## Begin Records shown

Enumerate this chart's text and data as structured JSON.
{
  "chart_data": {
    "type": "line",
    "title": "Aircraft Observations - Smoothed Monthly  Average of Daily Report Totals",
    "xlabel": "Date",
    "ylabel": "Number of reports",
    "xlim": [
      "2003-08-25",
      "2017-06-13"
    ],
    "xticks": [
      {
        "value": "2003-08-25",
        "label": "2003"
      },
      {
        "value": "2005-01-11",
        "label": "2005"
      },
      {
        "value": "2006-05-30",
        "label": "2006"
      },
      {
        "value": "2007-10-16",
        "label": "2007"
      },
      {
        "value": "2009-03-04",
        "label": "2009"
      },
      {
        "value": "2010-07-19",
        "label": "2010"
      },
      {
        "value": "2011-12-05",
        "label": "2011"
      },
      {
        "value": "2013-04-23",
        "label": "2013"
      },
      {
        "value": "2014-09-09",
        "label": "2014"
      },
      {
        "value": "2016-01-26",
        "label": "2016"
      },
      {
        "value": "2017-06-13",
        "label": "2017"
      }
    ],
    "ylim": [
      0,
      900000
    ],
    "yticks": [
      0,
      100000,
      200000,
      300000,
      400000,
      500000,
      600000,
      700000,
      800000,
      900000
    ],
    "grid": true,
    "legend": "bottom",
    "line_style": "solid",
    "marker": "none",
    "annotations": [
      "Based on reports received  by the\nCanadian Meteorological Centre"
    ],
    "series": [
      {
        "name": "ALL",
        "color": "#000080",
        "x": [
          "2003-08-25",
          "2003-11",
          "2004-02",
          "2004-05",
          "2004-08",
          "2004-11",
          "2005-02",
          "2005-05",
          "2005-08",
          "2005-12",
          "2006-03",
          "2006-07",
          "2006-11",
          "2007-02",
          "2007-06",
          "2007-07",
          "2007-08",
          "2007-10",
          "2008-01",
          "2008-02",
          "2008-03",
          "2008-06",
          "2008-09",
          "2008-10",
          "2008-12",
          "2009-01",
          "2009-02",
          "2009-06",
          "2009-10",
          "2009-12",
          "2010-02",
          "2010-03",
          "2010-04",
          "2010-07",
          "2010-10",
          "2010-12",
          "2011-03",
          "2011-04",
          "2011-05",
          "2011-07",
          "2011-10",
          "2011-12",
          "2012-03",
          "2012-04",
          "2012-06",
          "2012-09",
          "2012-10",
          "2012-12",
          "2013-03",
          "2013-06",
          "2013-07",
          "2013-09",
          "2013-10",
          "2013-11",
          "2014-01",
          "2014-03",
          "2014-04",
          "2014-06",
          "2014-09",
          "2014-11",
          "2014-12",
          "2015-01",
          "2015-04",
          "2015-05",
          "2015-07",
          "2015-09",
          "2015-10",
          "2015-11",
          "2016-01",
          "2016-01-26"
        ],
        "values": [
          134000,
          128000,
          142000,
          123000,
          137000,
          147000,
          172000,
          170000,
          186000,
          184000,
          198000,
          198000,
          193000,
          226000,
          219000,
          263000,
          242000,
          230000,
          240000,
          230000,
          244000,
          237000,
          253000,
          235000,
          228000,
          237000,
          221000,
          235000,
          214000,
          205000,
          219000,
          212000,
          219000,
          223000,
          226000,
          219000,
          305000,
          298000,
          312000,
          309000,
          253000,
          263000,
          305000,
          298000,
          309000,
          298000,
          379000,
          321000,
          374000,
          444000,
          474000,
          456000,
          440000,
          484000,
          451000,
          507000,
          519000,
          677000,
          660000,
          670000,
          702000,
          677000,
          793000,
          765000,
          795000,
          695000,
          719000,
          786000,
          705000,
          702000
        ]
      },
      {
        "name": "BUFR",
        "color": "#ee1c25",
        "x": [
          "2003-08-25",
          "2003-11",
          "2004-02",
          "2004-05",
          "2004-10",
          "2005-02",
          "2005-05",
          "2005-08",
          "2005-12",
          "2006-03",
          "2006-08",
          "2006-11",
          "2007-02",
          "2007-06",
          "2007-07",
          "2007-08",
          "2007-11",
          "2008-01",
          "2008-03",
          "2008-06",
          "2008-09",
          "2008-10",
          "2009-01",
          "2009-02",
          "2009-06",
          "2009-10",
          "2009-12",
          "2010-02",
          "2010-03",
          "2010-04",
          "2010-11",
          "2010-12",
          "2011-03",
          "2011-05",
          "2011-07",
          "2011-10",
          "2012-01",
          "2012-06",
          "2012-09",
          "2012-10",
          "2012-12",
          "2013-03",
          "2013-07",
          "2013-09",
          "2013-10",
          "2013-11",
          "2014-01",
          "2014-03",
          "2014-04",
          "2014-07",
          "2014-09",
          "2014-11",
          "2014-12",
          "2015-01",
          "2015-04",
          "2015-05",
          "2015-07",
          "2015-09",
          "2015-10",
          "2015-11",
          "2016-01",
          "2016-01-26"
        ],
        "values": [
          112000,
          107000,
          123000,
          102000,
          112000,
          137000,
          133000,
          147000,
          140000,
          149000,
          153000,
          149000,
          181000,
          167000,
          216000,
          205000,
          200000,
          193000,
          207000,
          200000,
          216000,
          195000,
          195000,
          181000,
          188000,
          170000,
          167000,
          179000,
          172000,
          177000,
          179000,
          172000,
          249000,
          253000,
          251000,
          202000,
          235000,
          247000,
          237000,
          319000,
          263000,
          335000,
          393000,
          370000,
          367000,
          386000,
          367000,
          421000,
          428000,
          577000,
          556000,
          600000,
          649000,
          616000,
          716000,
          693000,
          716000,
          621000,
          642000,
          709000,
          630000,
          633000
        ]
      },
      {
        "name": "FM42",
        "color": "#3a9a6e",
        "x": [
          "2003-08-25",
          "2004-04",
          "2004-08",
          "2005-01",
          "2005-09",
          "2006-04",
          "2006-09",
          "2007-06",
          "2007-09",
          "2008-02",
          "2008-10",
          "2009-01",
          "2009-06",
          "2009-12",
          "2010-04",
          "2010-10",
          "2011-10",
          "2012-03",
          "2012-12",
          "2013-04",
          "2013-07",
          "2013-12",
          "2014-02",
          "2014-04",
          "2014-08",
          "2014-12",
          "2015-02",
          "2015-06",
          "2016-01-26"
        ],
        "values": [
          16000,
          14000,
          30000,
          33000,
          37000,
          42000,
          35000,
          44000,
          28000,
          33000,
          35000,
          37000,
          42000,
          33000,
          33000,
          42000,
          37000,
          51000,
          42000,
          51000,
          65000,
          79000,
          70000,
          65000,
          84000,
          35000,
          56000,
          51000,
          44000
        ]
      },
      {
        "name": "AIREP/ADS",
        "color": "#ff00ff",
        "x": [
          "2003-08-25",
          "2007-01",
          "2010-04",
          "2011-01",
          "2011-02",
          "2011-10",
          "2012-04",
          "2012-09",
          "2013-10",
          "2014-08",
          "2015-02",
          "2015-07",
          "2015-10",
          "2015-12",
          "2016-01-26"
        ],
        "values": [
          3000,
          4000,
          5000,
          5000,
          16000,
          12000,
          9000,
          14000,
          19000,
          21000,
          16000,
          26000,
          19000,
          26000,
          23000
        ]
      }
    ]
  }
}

## End Records shown

▸ What the task requires: State how many lines of the entries above include the word "color", offering no text other than the number.

▸ Answer to the task: 4